Your task is to print the material below exactly as presented.

◆ **Dataset entries**:
__________________________________________________

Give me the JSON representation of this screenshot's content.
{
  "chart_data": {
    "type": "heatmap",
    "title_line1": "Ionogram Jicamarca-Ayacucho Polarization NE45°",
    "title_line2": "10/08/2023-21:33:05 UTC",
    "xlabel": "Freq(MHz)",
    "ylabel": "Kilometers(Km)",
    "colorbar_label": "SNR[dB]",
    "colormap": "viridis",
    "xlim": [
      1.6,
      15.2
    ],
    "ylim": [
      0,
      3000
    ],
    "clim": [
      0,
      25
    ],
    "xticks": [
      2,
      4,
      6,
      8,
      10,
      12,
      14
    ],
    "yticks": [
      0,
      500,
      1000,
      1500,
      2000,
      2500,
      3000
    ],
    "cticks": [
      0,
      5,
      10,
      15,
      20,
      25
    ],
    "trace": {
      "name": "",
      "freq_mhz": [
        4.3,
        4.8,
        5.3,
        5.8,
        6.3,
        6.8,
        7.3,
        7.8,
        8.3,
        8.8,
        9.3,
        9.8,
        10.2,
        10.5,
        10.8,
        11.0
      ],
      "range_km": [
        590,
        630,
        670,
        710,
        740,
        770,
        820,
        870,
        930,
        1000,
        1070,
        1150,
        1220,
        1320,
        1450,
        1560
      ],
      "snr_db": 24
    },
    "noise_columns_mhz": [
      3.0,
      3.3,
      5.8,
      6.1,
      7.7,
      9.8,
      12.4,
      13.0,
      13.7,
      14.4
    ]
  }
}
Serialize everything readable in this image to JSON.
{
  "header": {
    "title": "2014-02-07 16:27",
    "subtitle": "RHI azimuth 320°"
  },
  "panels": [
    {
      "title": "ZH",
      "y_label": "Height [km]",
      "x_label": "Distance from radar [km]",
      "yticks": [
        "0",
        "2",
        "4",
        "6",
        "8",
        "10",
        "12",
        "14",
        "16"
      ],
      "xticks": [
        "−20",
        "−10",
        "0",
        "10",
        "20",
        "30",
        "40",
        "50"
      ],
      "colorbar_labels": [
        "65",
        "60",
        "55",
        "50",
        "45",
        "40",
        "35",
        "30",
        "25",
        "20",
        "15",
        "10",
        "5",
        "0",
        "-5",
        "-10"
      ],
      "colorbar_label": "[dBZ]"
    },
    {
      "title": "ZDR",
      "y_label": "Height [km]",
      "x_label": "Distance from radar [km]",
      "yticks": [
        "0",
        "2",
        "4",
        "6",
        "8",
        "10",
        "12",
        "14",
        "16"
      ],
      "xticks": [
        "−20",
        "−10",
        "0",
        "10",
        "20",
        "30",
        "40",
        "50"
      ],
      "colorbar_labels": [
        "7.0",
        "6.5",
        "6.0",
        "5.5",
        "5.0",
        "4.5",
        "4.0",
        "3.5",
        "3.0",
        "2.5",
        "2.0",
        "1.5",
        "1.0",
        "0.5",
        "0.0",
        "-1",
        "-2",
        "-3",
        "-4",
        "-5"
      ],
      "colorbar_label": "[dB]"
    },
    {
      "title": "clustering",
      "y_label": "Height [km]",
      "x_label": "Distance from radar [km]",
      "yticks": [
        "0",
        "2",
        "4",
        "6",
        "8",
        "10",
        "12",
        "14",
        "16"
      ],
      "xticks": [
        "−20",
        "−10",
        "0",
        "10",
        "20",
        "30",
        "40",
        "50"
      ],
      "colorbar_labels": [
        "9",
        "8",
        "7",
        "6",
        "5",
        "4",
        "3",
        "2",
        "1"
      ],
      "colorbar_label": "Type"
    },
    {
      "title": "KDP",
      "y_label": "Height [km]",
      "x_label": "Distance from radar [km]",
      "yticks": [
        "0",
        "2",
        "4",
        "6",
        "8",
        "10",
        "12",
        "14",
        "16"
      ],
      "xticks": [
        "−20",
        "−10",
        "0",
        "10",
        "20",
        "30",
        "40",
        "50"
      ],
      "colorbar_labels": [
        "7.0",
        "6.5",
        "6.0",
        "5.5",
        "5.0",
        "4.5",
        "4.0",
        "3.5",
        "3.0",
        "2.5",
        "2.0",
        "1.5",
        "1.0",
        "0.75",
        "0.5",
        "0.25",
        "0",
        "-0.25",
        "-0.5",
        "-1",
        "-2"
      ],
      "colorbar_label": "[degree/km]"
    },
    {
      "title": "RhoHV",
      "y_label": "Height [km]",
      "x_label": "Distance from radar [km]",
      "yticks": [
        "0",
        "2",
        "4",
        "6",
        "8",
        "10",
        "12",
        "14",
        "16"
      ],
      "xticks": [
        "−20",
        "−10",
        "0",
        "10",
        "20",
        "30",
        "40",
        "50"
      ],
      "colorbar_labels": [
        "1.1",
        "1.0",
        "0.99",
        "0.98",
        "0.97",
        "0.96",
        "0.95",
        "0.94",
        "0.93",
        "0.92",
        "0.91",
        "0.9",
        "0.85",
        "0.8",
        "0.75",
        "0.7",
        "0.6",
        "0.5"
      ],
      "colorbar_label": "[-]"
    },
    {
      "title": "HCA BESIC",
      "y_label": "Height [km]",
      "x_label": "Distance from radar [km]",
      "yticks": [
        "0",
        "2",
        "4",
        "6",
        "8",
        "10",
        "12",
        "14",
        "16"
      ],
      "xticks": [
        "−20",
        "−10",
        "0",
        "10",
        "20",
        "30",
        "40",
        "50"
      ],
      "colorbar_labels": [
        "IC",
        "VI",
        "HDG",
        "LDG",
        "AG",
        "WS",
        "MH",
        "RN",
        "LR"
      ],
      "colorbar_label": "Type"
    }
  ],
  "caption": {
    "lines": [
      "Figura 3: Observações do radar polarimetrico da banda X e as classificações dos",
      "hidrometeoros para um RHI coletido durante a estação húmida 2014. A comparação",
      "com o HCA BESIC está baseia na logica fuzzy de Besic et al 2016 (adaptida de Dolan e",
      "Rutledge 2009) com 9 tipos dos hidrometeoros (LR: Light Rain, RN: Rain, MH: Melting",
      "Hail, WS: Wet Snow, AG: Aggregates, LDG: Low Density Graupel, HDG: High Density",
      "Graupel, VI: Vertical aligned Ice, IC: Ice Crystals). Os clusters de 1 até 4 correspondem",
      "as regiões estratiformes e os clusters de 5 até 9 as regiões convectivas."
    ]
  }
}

__________________________________________________

◆ **Output for this exercise**:
Give me the JSON representation of this screenshot's content.
{
  "chart_data": {
    "type": "heatmap",
    "title_line1": "Ionogram Jicamarca-Ayacucho Polarization NE45°",
    "title_line2": "10/08/2023-21:33:05 UTC",
    "xlabel": "Freq(MHz)",
    "ylabel": "Kilometers(Km)",
    "colorbar_label": "SNR[dB]",
    "colormap": "viridis",
    "xlim": [
      1.6,
      15.2
    ],
    "ylim": [
      0,
      3000
    ],
    "clim": [
      0,
      25
    ],
    "xticks": [
      2,
      4,
      6,
      8,
      10,
      12,
      14
    ],
    "yticks": [
      0,
      500,
      1000,
      1500,
      2000,
      2500,
      3000
    ],
    "cticks": [
      0,
      5,
      10,
      15,
      20,
      25
    ],
    "trace": {
      "name": "",
      "freq_mhz": [
        4.3,
        4.8,
        5.3,
        5.8,
        6.3,
        6.8,
        7.3,
        7.8,
        8.3,
        8.8,
        9.3,
        9.8,
        10.2,
        10.5,
        10.8,
        11.0
      ],
      "range_km": [
        590,
        630,
        670,
        710,
        740,
        770,
        820,
        870,
        930,
        1000,
        1070,
        1150,
        1220,
        1320,
        1450,
        1560
      ],
      "snr_db": 24
    },
    "noise_columns_mhz": [
      3.0,
      3.3,
      5.8,
      6.1,
      7.7,
      9.8,
      12.4,
      13.0,
      13.7,
      14.4
    ]
  }
}
Serialize everything readable in this image to JSON.
{
  "header": {
    "title": "2014-02-07 16:27",
    "subtitle": "RHI azimuth 320°"
  },
  "panels": [
    {
      "title": "ZH",
      "y_label": "Height [km]",
      "x_label": "Distance from radar [km]",
      "yticks": [
        "0",
        "2",
        "4",
        "6",
        "8",
        "10",
        "12",
        "14",
        "16"
      ],
      "xticks": [
        "−20",
        "−10",
        "0",
        "10",
        "20",
        "30",
        "40",
        "50"
      ],
      "colorbar_labels": [
        "65",
        "60",
        "55",
        "50",
        "45",
        "40",
        "35",
        "30",
        "25",
        "20",
        "15",
        "10",
        "5",
        "0",
        "-5",
        "-10"
      ],
      "colorbar_label": "[dBZ]"
    },
    {
      "title": "ZDR",
      "y_label": "Height [km]",
      "x_label": "Distance from radar [km]",
      "yticks": [
        "0",
        "2",
        "4",
        "6",
        "8",
        "10",
        "12",
        "14",
        "16"
      ],
      "xticks": [
        "−20",
        "−10",
        "0",
        "10",
        "20",
        "30",
        "40",
        "50"
      ],
      "colorbar_labels": [
        "7.0",
        "6.5",
        "6.0",
        "5.5",
        "5.0",
        "4.5",
        "4.0",
        "3.5",
        "3.0",
        "2.5",
        "2.0",
        "1.5",
        "1.0",
        "0.5",
        "0.0",
        "-1",
        "-2",
        "-3",
        "-4",
        "-5"
      ],
      "colorbar_label": "[dB]"
    },
    {
      "title": "clustering",
      "y_label": "Height [km]",
      "x_label": "Distance from radar [km]",
      "yticks": [
        "0",
        "2",
        "4",
        "6",
        "8",
        "10",
        "12",
        "14",
        "16"
      ],
      "xticks": [
        "−20",
        "−10",
        "0",
        "10",
        "20",
        "30",
        "40",
        "50"
      ],
      "colorbar_labels": [
        "9",
        "8",
        "7",
        "6",
        "5",
        "4",
        "3",
        "2",
        "1"
      ],
      "colorbar_label": "Type"
    },
    {
      "title": "KDP",
      "y_label": "Height [km]",
      "x_label": "Distance from radar [km]",
      "yticks": [
        "0",
        "2",
        "4",
        "6",
        "8",
        "10",
        "12",
        "14",
        "16"
      ],
      "xticks": [
        "−20",
        "−10",
        "0",
        "10",
        "20",
        "30",
        "40",
        "50"
      ],
      "colorbar_labels": [
        "7.0",
        "6.5",
        "6.0",
        "5.5",
        "5.0",
        "4.5",
        "4.0",
        "3.5",
        "3.0",
        "2.5",
        "2.0",
        "1.5",
        "1.0",
        "0.75",
        "0.5",
        "0.25",
        "0",
        "-0.25",
        "-0.5",
        "-1",
        "-2"
      ],
      "colorbar_label": "[degree/km]"
    },
    {
      "title": "RhoHV",
      "y_label": "Height [km]",
      "x_label": "Distance from radar [km]",
      "yticks": [
        "0",
        "2",
        "4",
        "6",
        "8",
        "10",
        "12",
        "14",
        "16"
      ],
      "xticks": [
        "−20",
        "−10",
        "0",
        "10",
        "20",
        "30",
        "40",
        "50"
      ],
      "colorbar_labels": [
        "1.1",
        "1.0",
        "0.99",
        "0.98",
        "0.97",
        "0.96",
        "0.95",
        "0.94",
        "0.93",
        "0.92",
        "0.91",
        "0.9",
        "0.85",
        "0.8",
        "0.75",
        "0.7",
        "0.6",
        "0.5"
      ],
      "colorbar_label": "[-]"
    },
    {
      "title": "HCA BESIC",
      "y_label": "Height [km]",
      "x_label": "Distance from radar [km]",
      "yticks": [
        "0",
        "2",
        "4",
        "6",
        "8",
        "10",
        "12",
        "14",
        "16"
      ],
      "xticks": [
        "−20",
        "−10",
        "0",
        "10",
        "20",
        "30",
        "40",
        "50"
      ],
      "colorbar_labels": [
        "IC",
        "VI",
        "HDG",
        "LDG",
        "AG",
        "WS",
        "MH",
        "RN",
        "LR"
      ],
      "colorbar_label": "Type"
    }
  ],
  "caption": {
    "lines": [
      "Figura 3: Observações do radar polarimetrico da banda X e as classificações dos",
      "hidrometeoros para um RHI coletido durante a estação húmida 2014. A comparação",
      "com o HCA BESIC está baseia na logica fuzzy de Besic et al 2016 (adaptida de Dolan e",
      "Rutledge 2009) com 9 tipos dos hidrometeoros (LR: Light Rain, RN: Rain, MH: Melting",
      "Hail, WS: Wet Snow, AG: Aggregates, LDG: Low Density Graupel, HDG: High Density",
      "Graupel, VI: Vertical aligned Ice, IC: Ice Crystals). Os clusters de 1 até 4 correspondem",
      "as regiões estratiformes e os clusters de 5 até 9 as regiões convectivas."
    ]
  }
}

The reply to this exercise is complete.